DIRECTIVE
In the records below, copy out word for word every line starting with the one that contains "Patent image size: (373, 1089)." and continuing through the one that contains "The slot 372 is at (283, 700).", both included, and nothing else.

Begin PROVIDED ENTRIES

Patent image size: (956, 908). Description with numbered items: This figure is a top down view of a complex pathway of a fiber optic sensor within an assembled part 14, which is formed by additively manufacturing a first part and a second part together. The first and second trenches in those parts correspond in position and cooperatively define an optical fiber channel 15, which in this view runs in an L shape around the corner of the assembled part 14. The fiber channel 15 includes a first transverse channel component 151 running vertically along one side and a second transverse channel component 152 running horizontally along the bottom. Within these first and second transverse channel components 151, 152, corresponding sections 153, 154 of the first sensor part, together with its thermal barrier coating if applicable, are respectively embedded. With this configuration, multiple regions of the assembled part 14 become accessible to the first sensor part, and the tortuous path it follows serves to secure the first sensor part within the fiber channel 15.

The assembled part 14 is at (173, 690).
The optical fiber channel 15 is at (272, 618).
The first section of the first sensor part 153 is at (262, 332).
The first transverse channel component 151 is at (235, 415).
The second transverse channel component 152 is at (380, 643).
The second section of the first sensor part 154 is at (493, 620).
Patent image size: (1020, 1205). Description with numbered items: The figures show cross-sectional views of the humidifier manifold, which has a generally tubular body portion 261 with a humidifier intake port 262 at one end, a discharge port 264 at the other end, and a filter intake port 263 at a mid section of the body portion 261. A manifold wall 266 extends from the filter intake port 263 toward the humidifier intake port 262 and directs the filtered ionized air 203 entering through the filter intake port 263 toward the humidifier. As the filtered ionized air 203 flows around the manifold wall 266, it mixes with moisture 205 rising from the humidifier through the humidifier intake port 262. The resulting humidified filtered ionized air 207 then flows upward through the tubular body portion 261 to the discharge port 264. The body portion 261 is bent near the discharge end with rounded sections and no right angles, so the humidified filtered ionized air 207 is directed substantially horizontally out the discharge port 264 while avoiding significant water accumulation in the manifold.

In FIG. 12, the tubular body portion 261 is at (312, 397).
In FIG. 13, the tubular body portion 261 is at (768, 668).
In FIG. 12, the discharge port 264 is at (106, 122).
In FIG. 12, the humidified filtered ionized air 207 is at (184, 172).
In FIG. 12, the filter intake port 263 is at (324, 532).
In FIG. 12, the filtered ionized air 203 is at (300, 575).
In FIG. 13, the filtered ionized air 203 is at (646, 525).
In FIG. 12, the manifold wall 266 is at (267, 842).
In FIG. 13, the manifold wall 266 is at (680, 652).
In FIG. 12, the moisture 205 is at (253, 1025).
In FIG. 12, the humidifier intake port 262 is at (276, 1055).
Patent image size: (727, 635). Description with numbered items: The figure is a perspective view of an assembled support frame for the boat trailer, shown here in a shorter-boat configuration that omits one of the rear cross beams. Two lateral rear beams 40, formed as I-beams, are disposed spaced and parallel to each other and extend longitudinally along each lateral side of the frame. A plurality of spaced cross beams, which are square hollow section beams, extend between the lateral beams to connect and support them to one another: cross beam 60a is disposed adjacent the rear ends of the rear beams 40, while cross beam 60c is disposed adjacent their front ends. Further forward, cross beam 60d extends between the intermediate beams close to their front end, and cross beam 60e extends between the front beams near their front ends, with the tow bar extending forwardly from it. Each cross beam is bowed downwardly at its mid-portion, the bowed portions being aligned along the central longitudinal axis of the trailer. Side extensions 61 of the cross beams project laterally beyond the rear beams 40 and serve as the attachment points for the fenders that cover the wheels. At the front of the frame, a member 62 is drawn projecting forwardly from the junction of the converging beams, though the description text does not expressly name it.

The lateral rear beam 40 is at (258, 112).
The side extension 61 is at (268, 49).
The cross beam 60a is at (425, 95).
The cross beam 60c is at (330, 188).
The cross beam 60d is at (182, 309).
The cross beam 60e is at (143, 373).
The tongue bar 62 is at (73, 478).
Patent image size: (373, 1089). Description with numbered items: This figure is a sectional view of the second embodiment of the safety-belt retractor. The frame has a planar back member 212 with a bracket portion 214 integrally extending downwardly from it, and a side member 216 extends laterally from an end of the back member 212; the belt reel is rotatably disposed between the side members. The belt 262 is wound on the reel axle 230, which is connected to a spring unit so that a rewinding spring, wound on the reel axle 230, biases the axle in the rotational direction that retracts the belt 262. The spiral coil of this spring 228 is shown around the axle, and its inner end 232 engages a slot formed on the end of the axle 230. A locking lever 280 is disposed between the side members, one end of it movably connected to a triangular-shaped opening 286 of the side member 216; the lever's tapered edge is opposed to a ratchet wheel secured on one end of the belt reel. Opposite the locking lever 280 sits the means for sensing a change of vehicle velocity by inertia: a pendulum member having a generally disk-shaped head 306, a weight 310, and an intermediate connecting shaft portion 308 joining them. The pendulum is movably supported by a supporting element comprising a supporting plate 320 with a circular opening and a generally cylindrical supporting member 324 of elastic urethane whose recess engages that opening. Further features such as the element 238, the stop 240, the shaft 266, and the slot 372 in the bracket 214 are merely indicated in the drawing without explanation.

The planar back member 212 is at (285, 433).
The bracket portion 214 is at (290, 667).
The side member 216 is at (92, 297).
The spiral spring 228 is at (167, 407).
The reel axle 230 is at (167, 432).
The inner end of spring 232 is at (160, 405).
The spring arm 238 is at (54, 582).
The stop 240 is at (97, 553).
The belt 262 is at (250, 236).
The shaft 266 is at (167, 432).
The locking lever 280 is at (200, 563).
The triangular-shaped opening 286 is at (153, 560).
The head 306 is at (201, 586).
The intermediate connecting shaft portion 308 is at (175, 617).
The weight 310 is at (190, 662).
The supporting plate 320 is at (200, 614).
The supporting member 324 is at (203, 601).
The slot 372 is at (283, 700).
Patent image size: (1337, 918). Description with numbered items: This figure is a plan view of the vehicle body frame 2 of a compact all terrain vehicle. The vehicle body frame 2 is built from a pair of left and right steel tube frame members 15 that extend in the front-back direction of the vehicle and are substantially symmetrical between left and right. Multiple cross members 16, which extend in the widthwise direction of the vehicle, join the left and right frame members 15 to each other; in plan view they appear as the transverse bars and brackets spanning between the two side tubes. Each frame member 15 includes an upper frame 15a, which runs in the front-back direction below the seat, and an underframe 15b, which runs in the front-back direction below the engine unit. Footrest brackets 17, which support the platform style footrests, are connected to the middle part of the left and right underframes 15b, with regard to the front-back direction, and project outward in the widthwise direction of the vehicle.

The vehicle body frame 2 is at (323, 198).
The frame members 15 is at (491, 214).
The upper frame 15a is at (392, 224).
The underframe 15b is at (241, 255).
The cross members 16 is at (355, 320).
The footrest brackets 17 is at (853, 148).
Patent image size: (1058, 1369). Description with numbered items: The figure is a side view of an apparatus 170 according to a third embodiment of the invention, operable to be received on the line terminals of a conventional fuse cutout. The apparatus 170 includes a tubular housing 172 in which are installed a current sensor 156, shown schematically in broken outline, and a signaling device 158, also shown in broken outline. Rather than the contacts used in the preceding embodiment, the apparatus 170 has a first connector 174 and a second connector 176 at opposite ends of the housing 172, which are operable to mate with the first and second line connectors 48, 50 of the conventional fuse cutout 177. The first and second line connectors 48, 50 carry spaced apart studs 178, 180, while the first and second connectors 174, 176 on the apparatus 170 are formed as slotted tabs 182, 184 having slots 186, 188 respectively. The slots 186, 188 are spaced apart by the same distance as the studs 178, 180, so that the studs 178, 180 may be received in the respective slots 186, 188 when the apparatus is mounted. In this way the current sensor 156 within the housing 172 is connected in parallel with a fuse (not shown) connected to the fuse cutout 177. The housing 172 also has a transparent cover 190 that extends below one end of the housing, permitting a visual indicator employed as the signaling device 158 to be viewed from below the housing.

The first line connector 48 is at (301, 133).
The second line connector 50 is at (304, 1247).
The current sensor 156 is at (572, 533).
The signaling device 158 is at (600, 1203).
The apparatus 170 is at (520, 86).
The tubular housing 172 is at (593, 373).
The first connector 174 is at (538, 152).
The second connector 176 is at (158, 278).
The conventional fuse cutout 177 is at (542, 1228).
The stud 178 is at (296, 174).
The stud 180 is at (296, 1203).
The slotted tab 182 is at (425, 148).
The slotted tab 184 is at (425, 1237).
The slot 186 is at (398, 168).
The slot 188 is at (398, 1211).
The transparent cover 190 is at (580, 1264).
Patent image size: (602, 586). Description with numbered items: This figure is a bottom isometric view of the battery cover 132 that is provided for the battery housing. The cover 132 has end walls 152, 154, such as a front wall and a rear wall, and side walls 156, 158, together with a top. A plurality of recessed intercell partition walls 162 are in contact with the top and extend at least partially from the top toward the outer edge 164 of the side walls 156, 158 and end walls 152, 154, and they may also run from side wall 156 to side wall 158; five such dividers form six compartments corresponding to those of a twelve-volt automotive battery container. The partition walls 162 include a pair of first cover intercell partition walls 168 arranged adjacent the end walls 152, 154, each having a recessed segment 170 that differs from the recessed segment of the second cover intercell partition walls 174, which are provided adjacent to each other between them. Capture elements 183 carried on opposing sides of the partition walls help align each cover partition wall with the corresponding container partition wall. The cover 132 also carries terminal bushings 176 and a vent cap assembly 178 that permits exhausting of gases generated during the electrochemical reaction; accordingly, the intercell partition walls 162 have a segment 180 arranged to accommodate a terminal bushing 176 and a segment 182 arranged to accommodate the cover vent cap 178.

End PROVIDED ENTRIES

RESPONSE
Patent image size: (373, 1089). Description with numbered items: This figure is a sectional view of the second embodiment of the safety-belt retractor. The frame has a planar back member 212 with a bracket portion 214 integrally extending downwardly from it, and a side member 216 extends laterally from an end of the back member 212; the belt reel is rotatably disposed between the side members. The belt 262 is wound on the reel axle 230, which is connected to a spring unit so that a rewinding spring, wound on the reel axle 230, biases the axle in the rotational direction that retracts the belt 262. The spiral coil of this spring 228 is shown around the axle, and its inner end 232 engages a slot formed on the end of the axle 230. A locking lever 280 is disposed between the side members, one end of it movably connected to a triangular-shaped opening 286 of the side member 216; the lever's tapered edge is opposed to a ratchet wheel secured on one end of the belt reel. Opposite the locking lever 280 sits the means for sensing a change of vehicle velocity by inertia: a pendulum member having a generally disk-shaped head 306, a weight 310, and an intermediate connecting shaft portion 308 joining them. The pendulum is movably supported by a supporting element comprising a supporting plate 320 with a circular opening and a generally cylindrical supporting member 324 of elastic urethane whose recess engages that opening. Further features such as the element 238, the stop 240, the shaft 266, and the slot 372 in the bracket 214 are merely indicated in the drawing without explanation.

The planar back member 212 is at (285, 433).
The bracket portion 214 is at (290, 667).
The side member 216 is at (92, 297).
The spiral spring 228 is at (167, 407).
The reel axle 230 is at (167, 432).
The inner end of spring 232 is at (160, 405).
The spring arm 238 is at (54, 582).
The stop 240 is at (97, 553).
The belt 262 is at (250, 236).
The shaft 266 is at (167, 432).
The locking lever 280 is at (200, 563).
The triangular-shaped opening 286 is at (153, 560).
The head 306 is at (201, 586).
The intermediate connecting shaft portion 308 is at (175, 617).
The weight 310 is at (190, 662).
The supporting plate 320 is at (200, 614).
The supporting member 324 is at (203, 601).
The slot 372 is at (283, 700).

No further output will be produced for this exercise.